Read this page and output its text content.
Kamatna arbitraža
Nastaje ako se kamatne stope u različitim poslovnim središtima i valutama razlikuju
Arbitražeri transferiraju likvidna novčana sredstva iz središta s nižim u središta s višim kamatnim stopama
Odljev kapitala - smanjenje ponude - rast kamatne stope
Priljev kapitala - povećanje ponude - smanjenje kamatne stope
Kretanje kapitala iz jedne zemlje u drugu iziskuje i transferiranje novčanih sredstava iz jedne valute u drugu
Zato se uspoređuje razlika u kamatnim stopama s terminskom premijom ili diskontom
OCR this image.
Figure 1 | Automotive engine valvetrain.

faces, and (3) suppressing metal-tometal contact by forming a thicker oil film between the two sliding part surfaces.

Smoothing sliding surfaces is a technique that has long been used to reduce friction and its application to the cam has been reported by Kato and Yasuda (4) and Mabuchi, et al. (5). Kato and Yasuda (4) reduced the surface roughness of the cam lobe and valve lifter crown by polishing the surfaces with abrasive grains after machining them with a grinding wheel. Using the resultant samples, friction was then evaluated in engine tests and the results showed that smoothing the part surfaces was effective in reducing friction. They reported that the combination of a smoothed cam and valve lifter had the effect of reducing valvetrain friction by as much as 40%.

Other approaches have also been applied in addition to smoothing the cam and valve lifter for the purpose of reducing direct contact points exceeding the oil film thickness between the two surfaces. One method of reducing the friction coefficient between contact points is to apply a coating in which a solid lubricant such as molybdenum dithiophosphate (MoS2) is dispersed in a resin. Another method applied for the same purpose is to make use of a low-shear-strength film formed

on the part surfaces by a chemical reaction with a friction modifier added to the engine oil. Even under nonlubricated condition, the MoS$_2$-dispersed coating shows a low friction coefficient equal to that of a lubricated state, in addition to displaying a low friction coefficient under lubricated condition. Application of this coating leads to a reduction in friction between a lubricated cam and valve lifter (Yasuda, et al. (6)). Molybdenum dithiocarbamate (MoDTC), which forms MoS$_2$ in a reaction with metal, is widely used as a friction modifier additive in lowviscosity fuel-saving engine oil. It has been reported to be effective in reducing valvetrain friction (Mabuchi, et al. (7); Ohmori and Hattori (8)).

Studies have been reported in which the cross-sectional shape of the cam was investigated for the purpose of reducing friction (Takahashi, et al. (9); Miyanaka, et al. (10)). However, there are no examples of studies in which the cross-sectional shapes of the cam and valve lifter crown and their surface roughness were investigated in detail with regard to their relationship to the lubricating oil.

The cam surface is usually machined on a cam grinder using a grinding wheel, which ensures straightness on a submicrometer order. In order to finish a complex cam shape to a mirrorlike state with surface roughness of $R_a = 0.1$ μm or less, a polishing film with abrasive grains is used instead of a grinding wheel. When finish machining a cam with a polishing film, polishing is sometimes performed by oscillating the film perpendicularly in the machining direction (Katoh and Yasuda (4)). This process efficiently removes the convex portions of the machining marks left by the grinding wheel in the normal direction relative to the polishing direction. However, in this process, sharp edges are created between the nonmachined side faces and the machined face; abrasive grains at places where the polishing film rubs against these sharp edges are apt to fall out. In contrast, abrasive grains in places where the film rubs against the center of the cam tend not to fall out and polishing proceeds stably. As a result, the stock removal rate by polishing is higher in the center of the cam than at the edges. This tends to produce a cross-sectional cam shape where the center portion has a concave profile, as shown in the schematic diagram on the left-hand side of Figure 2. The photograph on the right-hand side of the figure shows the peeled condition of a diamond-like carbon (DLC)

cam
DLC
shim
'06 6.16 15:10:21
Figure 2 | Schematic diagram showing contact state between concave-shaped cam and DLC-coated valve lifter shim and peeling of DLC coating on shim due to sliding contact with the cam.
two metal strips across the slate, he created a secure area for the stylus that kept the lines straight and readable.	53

== == ==

> Exercise description
Exactly as they are written, print the entries again.

> Solution for this problem
Read this page and output its text content.
Kamatna arbitraža
Nastaje ako se kamatne stope u različitim poslovnim središtima i valutama razlikuju
Arbitražeri transferiraju likvidna novčana sredstva iz središta s nižim u središta s višim kamatnim stopama
Odljev kapitala - smanjenje ponude - rast kamatne stope
Priljev kapitala - povećanje ponude - smanjenje kamatne stope
Kretanje kapitala iz jedne zemlje u drugu iziskuje i transferiranje novčanih sredstava iz jedne valute u drugu
Zato se uspoređuje razlika u kamatnim stopama s terminskom premijom ili diskontom
OCR this image.
Figure 1 | Automotive engine valvetrain.

faces, and (3) suppressing metal-tometal contact by forming a thicker oil film between the two sliding part surfaces.

Smoothing sliding surfaces is a technique that has long been used to reduce friction and its application to the cam has been reported by Kato and Yasuda (4) and Mabuchi, et al. (5). Kato and Yasuda (4) reduced the surface roughness of the cam lobe and valve lifter crown by polishing the surfaces with abrasive grains after machining them with a grinding wheel. Using the resultant samples, friction was then evaluated in engine tests and the results showed that smoothing the part surfaces was effective in reducing friction. They reported that the combination of a smoothed cam and valve lifter had the effect of reducing valvetrain friction by as much as 40%.

Other approaches have also been applied in addition to smoothing the cam and valve lifter for the purpose of reducing direct contact points exceeding the oil film thickness between the two surfaces. One method of reducing the friction coefficient between contact points is to apply a coating in which a solid lubricant such as molybdenum dithiophosphate (MoS2) is dispersed in a resin. Another method applied for the same purpose is to make use of a low-shear-strength film formed

on the part surfaces by a chemical reaction with a friction modifier added to the engine oil. Even under nonlubricated condition, the MoS$_2$-dispersed coating shows a low friction coefficient equal to that of a lubricated state, in addition to displaying a low friction coefficient under lubricated condition. Application of this coating leads to a reduction in friction between a lubricated cam and valve lifter (Yasuda, et al. (6)). Molybdenum dithiocarbamate (MoDTC), which forms MoS$_2$ in a reaction with metal, is widely used as a friction modifier additive in lowviscosity fuel-saving engine oil. It has been reported to be effective in reducing valvetrain friction (Mabuchi, et al. (7); Ohmori and Hattori (8)).

Studies have been reported in which the cross-sectional shape of the cam was investigated for the purpose of reducing friction (Takahashi, et al. (9); Miyanaka, et al. (10)). However, there are no examples of studies in which the cross-sectional shapes of the cam and valve lifter crown and their surface roughness were investigated in detail with regard to their relationship to the lubricating oil.

The cam surface is usually machined on a cam grinder using a grinding wheel, which ensures straightness on a submicrometer order. In order to finish a complex cam shape to a mirrorlike state with surface roughness of $R_a = 0.1$ μm or less, a polishing film with abrasive grains is used instead of a grinding wheel. When finish machining a cam with a polishing film, polishing is sometimes performed by oscillating the film perpendicularly in the machining direction (Katoh and Yasuda (4)). This process efficiently removes the convex portions of the machining marks left by the grinding wheel in the normal direction relative to the polishing direction. However, in this process, sharp edges are created between the nonmachined side faces and the machined face; abrasive grains at places where the polishing film rubs against these sharp edges are apt to fall out. In contrast, abrasive grains in places where the film rubs against the center of the cam tend not to fall out and polishing proceeds stably. As a result, the stock removal rate by polishing is higher in the center of the cam than at the edges. This tends to produce a cross-sectional cam shape where the center portion has a concave profile, as shown in the schematic diagram on the left-hand side of Figure 2. The photograph on the right-hand side of the figure shows the peeled condition of a diamond-like carbon (DLC)

cam
DLC
shim
'06 6.16 15:10:21
Figure 2 | Schematic diagram showing contact state between concave-shaped cam and DLC-coated valve lifter shim and peeling of DLC coating on shim due to sliding contact with the cam.
two metal strips across the slate, he created a secure area for the stylus that kept the lines straight and readable.	53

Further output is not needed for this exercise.